## DIRECTION
Gather all lines in the data that hold the string "Equations".

## RAW DATA
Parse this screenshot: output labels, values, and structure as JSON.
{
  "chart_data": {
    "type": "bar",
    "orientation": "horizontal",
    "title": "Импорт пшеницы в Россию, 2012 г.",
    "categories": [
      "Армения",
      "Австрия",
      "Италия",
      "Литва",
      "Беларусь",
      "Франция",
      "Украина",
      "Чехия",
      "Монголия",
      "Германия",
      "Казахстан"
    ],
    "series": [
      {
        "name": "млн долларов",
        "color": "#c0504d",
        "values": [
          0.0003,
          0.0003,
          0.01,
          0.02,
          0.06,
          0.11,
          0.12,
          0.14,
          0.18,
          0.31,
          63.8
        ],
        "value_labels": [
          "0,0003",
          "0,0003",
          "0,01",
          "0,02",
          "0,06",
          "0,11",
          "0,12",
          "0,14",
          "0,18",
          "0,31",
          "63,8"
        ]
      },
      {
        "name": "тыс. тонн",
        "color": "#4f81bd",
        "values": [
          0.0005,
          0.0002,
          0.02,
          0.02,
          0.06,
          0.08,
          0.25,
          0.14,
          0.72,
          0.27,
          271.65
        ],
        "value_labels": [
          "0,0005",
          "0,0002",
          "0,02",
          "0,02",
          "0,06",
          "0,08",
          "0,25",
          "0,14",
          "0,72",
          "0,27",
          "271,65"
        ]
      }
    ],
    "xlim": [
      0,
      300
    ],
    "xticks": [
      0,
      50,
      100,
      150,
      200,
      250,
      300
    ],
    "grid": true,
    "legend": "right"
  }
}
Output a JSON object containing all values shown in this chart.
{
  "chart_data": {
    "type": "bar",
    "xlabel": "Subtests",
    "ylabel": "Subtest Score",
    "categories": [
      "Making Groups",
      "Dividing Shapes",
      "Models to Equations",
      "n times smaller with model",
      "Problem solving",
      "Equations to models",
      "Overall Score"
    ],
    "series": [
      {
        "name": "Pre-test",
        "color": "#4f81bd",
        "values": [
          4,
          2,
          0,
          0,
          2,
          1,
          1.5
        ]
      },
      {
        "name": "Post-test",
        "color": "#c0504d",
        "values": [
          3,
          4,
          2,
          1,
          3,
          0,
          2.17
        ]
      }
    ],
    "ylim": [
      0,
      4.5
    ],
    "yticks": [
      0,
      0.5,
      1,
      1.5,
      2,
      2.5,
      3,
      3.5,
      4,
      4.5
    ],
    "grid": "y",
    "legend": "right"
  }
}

## WRITTEN ANSWER
      "Models to Equations",
      "Equations to models",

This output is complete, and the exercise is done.